Supplied data:

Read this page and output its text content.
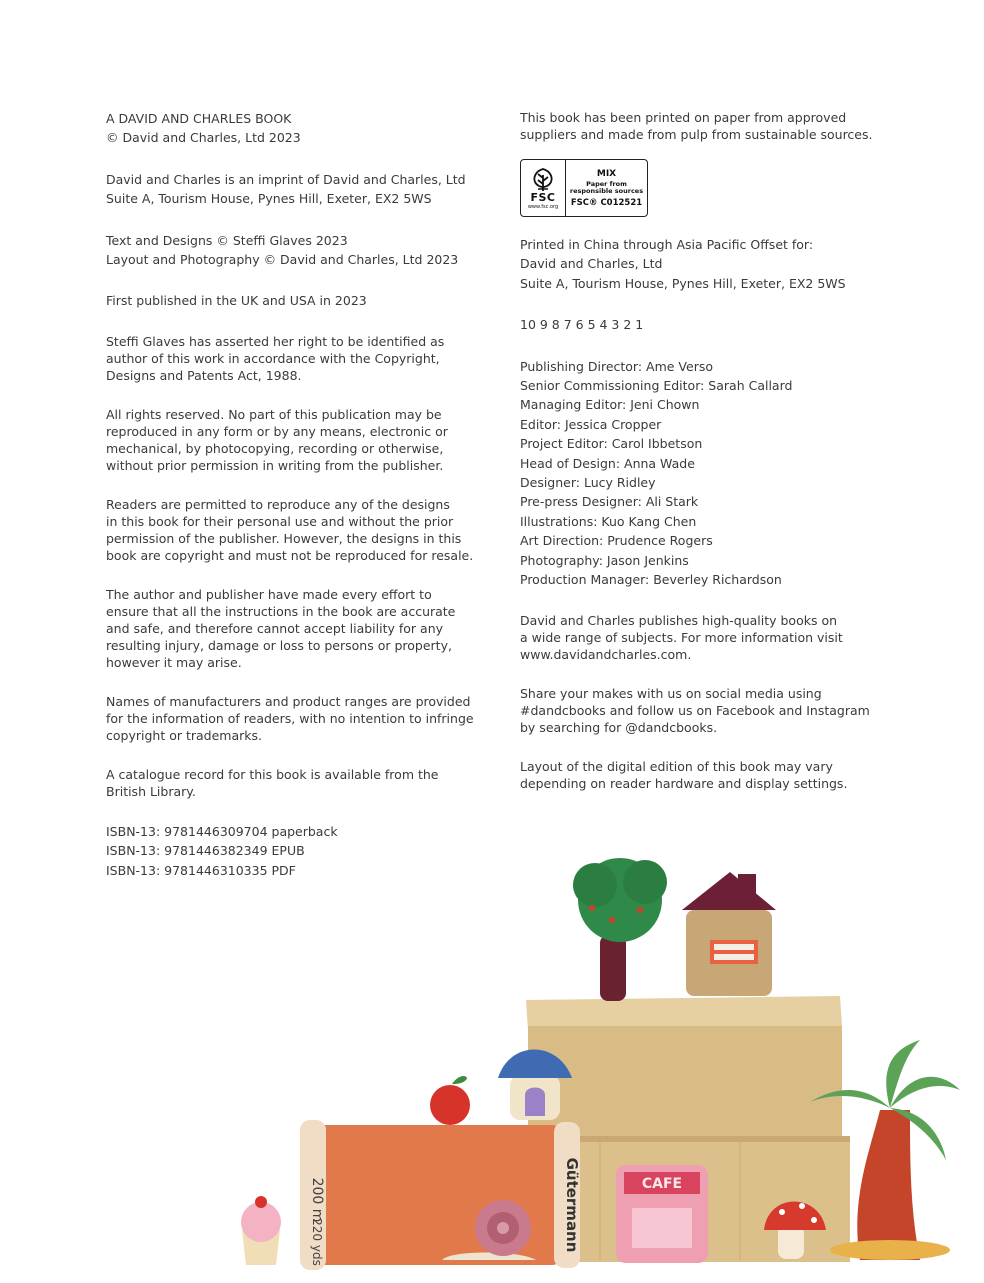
A DAVID AND CHARLES BOOK
© David and Charles, Ltd 2023

David and Charles is an imprint of David and Charles, Ltd
Suite A, Tourism House, Pynes Hill, Exeter, EX2 5WS

Text and Designs © Steffi Glaves 2023
Layout and Photography © David and Charles, Ltd 2023

First published in the UK and USA in 2023

Steffi Glaves has asserted her right to be identified as
author of this work in accordance with the Copyright,
Designs and Patents Act, 1988.

All rights reserved. No part of this publication may be
reproduced in any form or by any means, electronic or
mechanical, by photocopying, recording or otherwise,
without prior permission in writing from the publisher.

Readers are permitted to reproduce any of the designs
in this book for their personal use and without the prior
permission of the publisher. However, the designs in this
book are copyright and must not be reproduced for resale.

The author and publisher have made every effort to
ensure that all the instructions in the book are accurate
and safe, and therefore cannot accept liability for any
resulting injury, damage or loss to persons or property,
however it may arise.

Names of manufacturers and product ranges are provided
for the information of readers, with no intention to infringe
copyright or trademarks.

A catalogue record for this book is available from the
British Library.

ISBN-13: 9781446309704 paperback
ISBN-13: 9781446382349 EPUB
ISBN-13: 9781446310335 PDF

This book has been printed on paper from approved
suppliers and made from pulp from sustainable sources.

FSC
www.fsc.org
MIX
Paper from
responsible sources
FSC® C012521

Printed in China through Asia Pacific Offset for:
David and Charles, Ltd
Suite A, Tourism House, Pynes Hill, Exeter, EX2 5WS

10 9 8 7 6 5 4 3 2 1

Publishing Director: Ame Verso
Senior Commissioning Editor: Sarah Callard
Managing Editor: Jeni Chown
Editor: Jessica Cropper
Project Editor: Carol Ibbetson
Head of Design: Anna Wade
Designer: Lucy Ridley
Pre-press Designer: Ali Stark
Illustrations: Kuo Kang Chen
Art Direction: Prudence Rogers
Photography: Jason Jenkins
Production Manager: Beverley Richardson

David and Charles publishes high-quality books on
a wide range of subjects. For more information visit
www.davidandcharles.com.

Share your makes with us on social media using
#dandcbooks and follow us on Facebook and Instagram
by searching for @dandcbooks.

Layout of the digital edition of this book may vary
depending on reader hardware and display settings.

200 m
220 yds	Gütermann	CAFE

Your instructions:
Find each line in the records holding the string "ISBN" and show it.

Task result:
ISBN-13: 9781446309704 paperback
ISBN-13: 9781446382349 EPUB
ISBN-13: 9781446310335 PDF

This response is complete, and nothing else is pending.